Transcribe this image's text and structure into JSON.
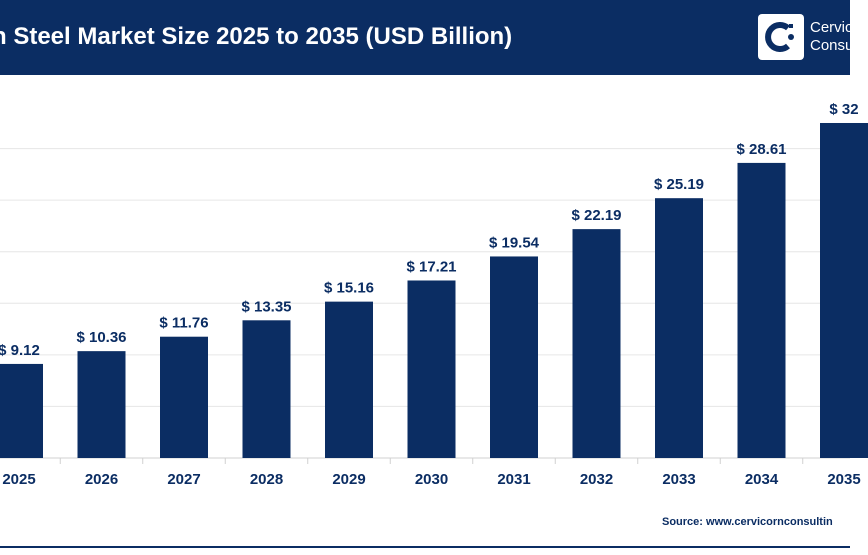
{
  "header": {
    "title": "n Steel Market Size 2025 to 2035 (USD Billion)",
    "logo_text_line1": "Cervic",
    "logo_text_line2": "Consu"
  },
  "source": "Source: www.cervicornconsultin",
  "colors": {
    "bar": "#0b2d63",
    "banner": "#0b2d63",
    "grid": "#e6e6e6"
  },
  "chart_data": {
    "type": "bar",
    "categories": [
      "2025",
      "2026",
      "2027",
      "2028",
      "2029",
      "2030",
      "2031",
      "2032",
      "2033",
      "2034",
      "2035"
    ],
    "values": [
      9.12,
      10.36,
      11.76,
      13.35,
      15.16,
      17.21,
      19.54,
      22.19,
      25.19,
      28.61,
      32.48
    ],
    "data_labels": [
      "$ 9.12",
      "$ 10.36",
      "$ 11.76",
      "$ 13.35",
      "$ 15.16",
      "$ 17.21",
      "$ 19.54",
      "$ 22.19",
      "$ 25.19",
      "$ 28.61",
      "$ 32"
    ],
    "tick_labels": [
      "2025",
      "2026",
      "2027",
      "2028",
      "2029",
      "2030",
      "2031",
      "2032",
      "2033",
      "2034",
      "2035"
    ],
    "title": "n Steel Market Size 2025 to 2035 (USD Billion)",
    "xlabel": "",
    "ylabel": "",
    "ylim": [
      0,
      35
    ],
    "grid": true,
    "legend": "none"
  }
}
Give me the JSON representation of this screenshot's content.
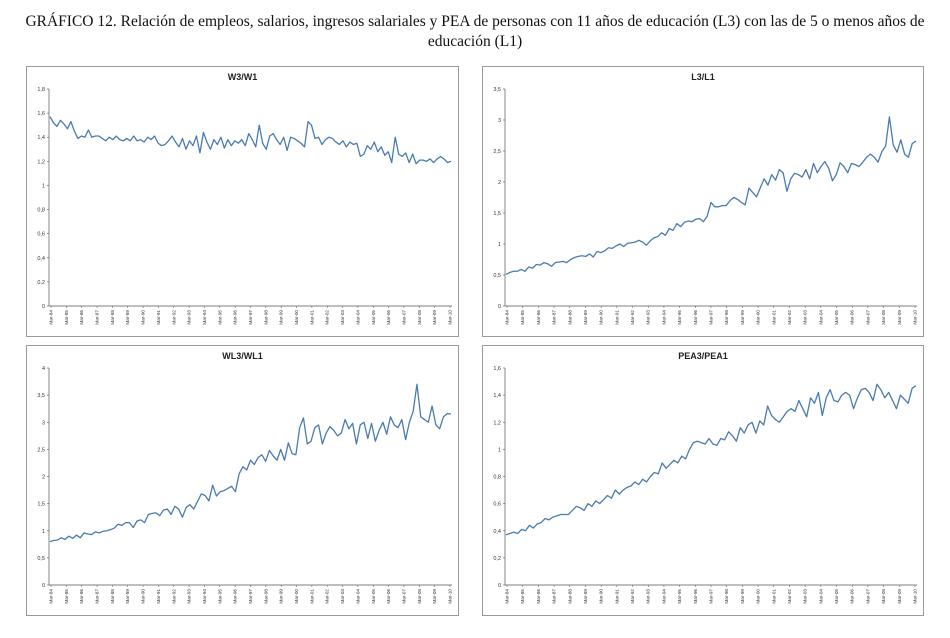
{
  "page": {
    "title": "GRÁFICO 12. Relación de empleos, salarios, ingresos salariales y PEA de personas con 11 años de educación (L3) con las de 5 o menos años de educación (L1)"
  },
  "style": {
    "line_color": "#4a7bb0",
    "axis_color": "#555555"
  },
  "chart_data": [
    {
      "type": "line",
      "title": "W3/W1",
      "ylim": [
        0,
        1.8
      ],
      "yticks": [
        "0",
        "0,2",
        "0,4",
        "0,6",
        "0,8",
        "1",
        "1,2",
        "1,4",
        "1,6",
        "1,8"
      ],
      "x_tick_labels": [
        "Mar-84",
        "Mar-85",
        "Mar-86",
        "Mar-87",
        "Mar-88",
        "Mar-89",
        "Mar-90",
        "Mar-91",
        "Mar-92",
        "Mar-93",
        "Mar-94",
        "Mar-95",
        "Mar-96",
        "Mar-97",
        "Mar-98",
        "Mar-99",
        "Mar-00",
        "Mar-01",
        "Mar-02",
        "Mar-03",
        "Mar-04",
        "Mar-05",
        "Mar-06",
        "Mar-07",
        "Mar-08",
        "Mar-09",
        "Mar-10"
      ],
      "values": [
        1.57,
        1.52,
        1.49,
        1.54,
        1.51,
        1.47,
        1.53,
        1.45,
        1.39,
        1.41,
        1.4,
        1.46,
        1.4,
        1.41,
        1.41,
        1.39,
        1.37,
        1.4,
        1.38,
        1.41,
        1.38,
        1.37,
        1.39,
        1.37,
        1.41,
        1.37,
        1.38,
        1.36,
        1.4,
        1.38,
        1.41,
        1.35,
        1.33,
        1.34,
        1.37,
        1.41,
        1.36,
        1.32,
        1.39,
        1.3,
        1.37,
        1.33,
        1.41,
        1.27,
        1.44,
        1.36,
        1.3,
        1.38,
        1.34,
        1.4,
        1.31,
        1.38,
        1.33,
        1.37,
        1.35,
        1.38,
        1.33,
        1.43,
        1.38,
        1.32,
        1.5,
        1.35,
        1.3,
        1.41,
        1.43,
        1.38,
        1.34,
        1.4,
        1.29,
        1.4,
        1.39,
        1.37,
        1.35,
        1.32,
        1.53,
        1.5,
        1.39,
        1.4,
        1.34,
        1.38,
        1.4,
        1.39,
        1.36,
        1.34,
        1.37,
        1.32,
        1.36,
        1.34,
        1.35,
        1.24,
        1.26,
        1.33,
        1.3,
        1.36,
        1.28,
        1.32,
        1.25,
        1.28,
        1.19,
        1.4,
        1.26,
        1.24,
        1.27,
        1.19,
        1.26,
        1.18,
        1.21,
        1.21,
        1.2,
        1.22,
        1.19,
        1.22,
        1.24,
        1.22,
        1.19,
        1.2
      ]
    },
    {
      "type": "line",
      "title": "L3/L1",
      "ylim": [
        0,
        3.5
      ],
      "yticks": [
        "0",
        "0,5",
        "1",
        "1,5",
        "2",
        "2,5",
        "3",
        "3,5"
      ],
      "x_tick_labels": [
        "Mar-84",
        "Mar-85",
        "Mar-86",
        "Mar-87",
        "Mar-88",
        "Mar-89",
        "Mar-90",
        "Mar-91",
        "Mar-92",
        "Mar-93",
        "Mar-94",
        "Mar-95",
        "Mar-96",
        "Mar-97",
        "Mar-98",
        "Mar-99",
        "Mar-00",
        "Mar-01",
        "Mar-02",
        "Mar-03",
        "Mar-04",
        "Mar-05",
        "Mar-06",
        "Mar-07",
        "Mar-08",
        "Mar-09",
        "Mar-10"
      ],
      "values": [
        0.51,
        0.54,
        0.56,
        0.56,
        0.59,
        0.56,
        0.63,
        0.61,
        0.67,
        0.66,
        0.7,
        0.68,
        0.64,
        0.7,
        0.71,
        0.72,
        0.7,
        0.75,
        0.78,
        0.8,
        0.81,
        0.8,
        0.84,
        0.79,
        0.88,
        0.86,
        0.89,
        0.94,
        0.93,
        0.97,
        1.0,
        0.96,
        1.01,
        1.02,
        1.03,
        1.06,
        1.03,
        0.98,
        1.05,
        1.1,
        1.12,
        1.18,
        1.14,
        1.25,
        1.22,
        1.33,
        1.28,
        1.35,
        1.37,
        1.36,
        1.4,
        1.41,
        1.36,
        1.45,
        1.67,
        1.6,
        1.6,
        1.62,
        1.62,
        1.7,
        1.75,
        1.72,
        1.67,
        1.63,
        1.9,
        1.83,
        1.76,
        1.91,
        2.05,
        1.95,
        2.12,
        2.03,
        2.2,
        2.15,
        1.85,
        2.05,
        2.14,
        2.12,
        2.08,
        2.2,
        2.05,
        2.3,
        2.15,
        2.25,
        2.33,
        2.22,
        2.02,
        2.12,
        2.31,
        2.25,
        2.15,
        2.3,
        2.28,
        2.25,
        2.32,
        2.4,
        2.45,
        2.4,
        2.32,
        2.49,
        2.58,
        3.05,
        2.6,
        2.48,
        2.68,
        2.45,
        2.4,
        2.62,
        2.66
      ]
    },
    {
      "type": "line",
      "title": "WL3/WL1",
      "ylim": [
        0,
        4
      ],
      "yticks": [
        "0",
        "0,5",
        "1",
        "1,5",
        "2",
        "2,5",
        "3",
        "3,5",
        "4"
      ],
      "x_tick_labels": [
        "Mar-84",
        "Mar-85",
        "Mar-86",
        "Mar-87",
        "Mar-88",
        "Mar-89",
        "Mar-90",
        "Mar-91",
        "Mar-92",
        "Mar-93",
        "Mar-94",
        "Mar-95",
        "Mar-96",
        "Mar-97",
        "Mar-98",
        "Mar-99",
        "Mar-00",
        "Mar-01",
        "Mar-02",
        "Mar-03",
        "Mar-04",
        "Mar-05",
        "Mar-06",
        "Mar-07",
        "Mar-08",
        "Mar-09",
        "Mar-10"
      ],
      "values": [
        0.8,
        0.82,
        0.83,
        0.87,
        0.84,
        0.9,
        0.86,
        0.92,
        0.87,
        0.96,
        0.94,
        0.93,
        0.98,
        0.96,
        0.99,
        1.0,
        1.02,
        1.05,
        1.12,
        1.1,
        1.15,
        1.15,
        1.06,
        1.18,
        1.2,
        1.15,
        1.3,
        1.32,
        1.33,
        1.28,
        1.38,
        1.4,
        1.3,
        1.45,
        1.4,
        1.25,
        1.43,
        1.48,
        1.4,
        1.54,
        1.68,
        1.65,
        1.55,
        1.84,
        1.64,
        1.72,
        1.74,
        1.78,
        1.82,
        1.72,
        2.05,
        2.18,
        2.12,
        2.3,
        2.22,
        2.35,
        2.4,
        2.28,
        2.48,
        2.38,
        2.3,
        2.5,
        2.3,
        2.62,
        2.42,
        2.4,
        2.9,
        3.08,
        2.6,
        2.65,
        2.9,
        2.95,
        2.6,
        2.8,
        2.92,
        2.85,
        2.75,
        2.8,
        3.05,
        2.88,
        2.98,
        2.6,
        2.95,
        3.0,
        2.7,
        2.98,
        2.65,
        2.85,
        3.0,
        2.78,
        3.1,
        2.95,
        2.9,
        3.05,
        2.68,
        3.0,
        3.2,
        3.7,
        3.1,
        3.05,
        3.0,
        3.3,
        2.95,
        2.88,
        3.1,
        3.16,
        3.15
      ]
    },
    {
      "type": "line",
      "title": "PEA3/PEA1",
      "ylim": [
        0,
        1.6
      ],
      "yticks": [
        "0",
        "0,2",
        "0,4",
        "0,6",
        "0,8",
        "1",
        "1,2",
        "1,4",
        "1,6"
      ],
      "x_tick_labels": [
        "Mar-84",
        "Mar-85",
        "Mar-86",
        "Mar-87",
        "Mar-88",
        "Mar-89",
        "Mar-90",
        "Mar-91",
        "Mar-92",
        "Mar-93",
        "Mar-94",
        "Mar-95",
        "Mar-96",
        "Mar-97",
        "Mar-98",
        "Mar-99",
        "Mar-00",
        "Mar-01",
        "Mar-02",
        "Mar-03",
        "Mar-04",
        "Mar-05",
        "Mar-06",
        "Mar-07",
        "Mar-08",
        "Mar-09",
        "Mar-10"
      ],
      "values": [
        0.37,
        0.38,
        0.39,
        0.38,
        0.41,
        0.4,
        0.44,
        0.42,
        0.45,
        0.46,
        0.49,
        0.48,
        0.5,
        0.51,
        0.52,
        0.52,
        0.52,
        0.55,
        0.58,
        0.57,
        0.55,
        0.6,
        0.58,
        0.62,
        0.6,
        0.63,
        0.66,
        0.64,
        0.7,
        0.67,
        0.7,
        0.72,
        0.73,
        0.76,
        0.74,
        0.78,
        0.76,
        0.8,
        0.83,
        0.82,
        0.9,
        0.86,
        0.89,
        0.92,
        0.9,
        0.95,
        0.93,
        1.0,
        1.05,
        1.06,
        1.05,
        1.04,
        1.08,
        1.04,
        1.03,
        1.08,
        1.07,
        1.13,
        1.1,
        1.06,
        1.16,
        1.12,
        1.18,
        1.2,
        1.12,
        1.21,
        1.18,
        1.32,
        1.25,
        1.22,
        1.2,
        1.24,
        1.28,
        1.3,
        1.28,
        1.36,
        1.3,
        1.24,
        1.38,
        1.34,
        1.42,
        1.25,
        1.38,
        1.44,
        1.36,
        1.35,
        1.4,
        1.42,
        1.4,
        1.3,
        1.38,
        1.44,
        1.45,
        1.42,
        1.36,
        1.48,
        1.44,
        1.38,
        1.42,
        1.36,
        1.3,
        1.4,
        1.37,
        1.34,
        1.45,
        1.47
      ]
    }
  ]
}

######

Using the entries above, find all lines with "JSON". Copy them.

— Written answer —
Transcribe this image's text and structure into JSON.
Give me the JSON representation of this screenshot's content.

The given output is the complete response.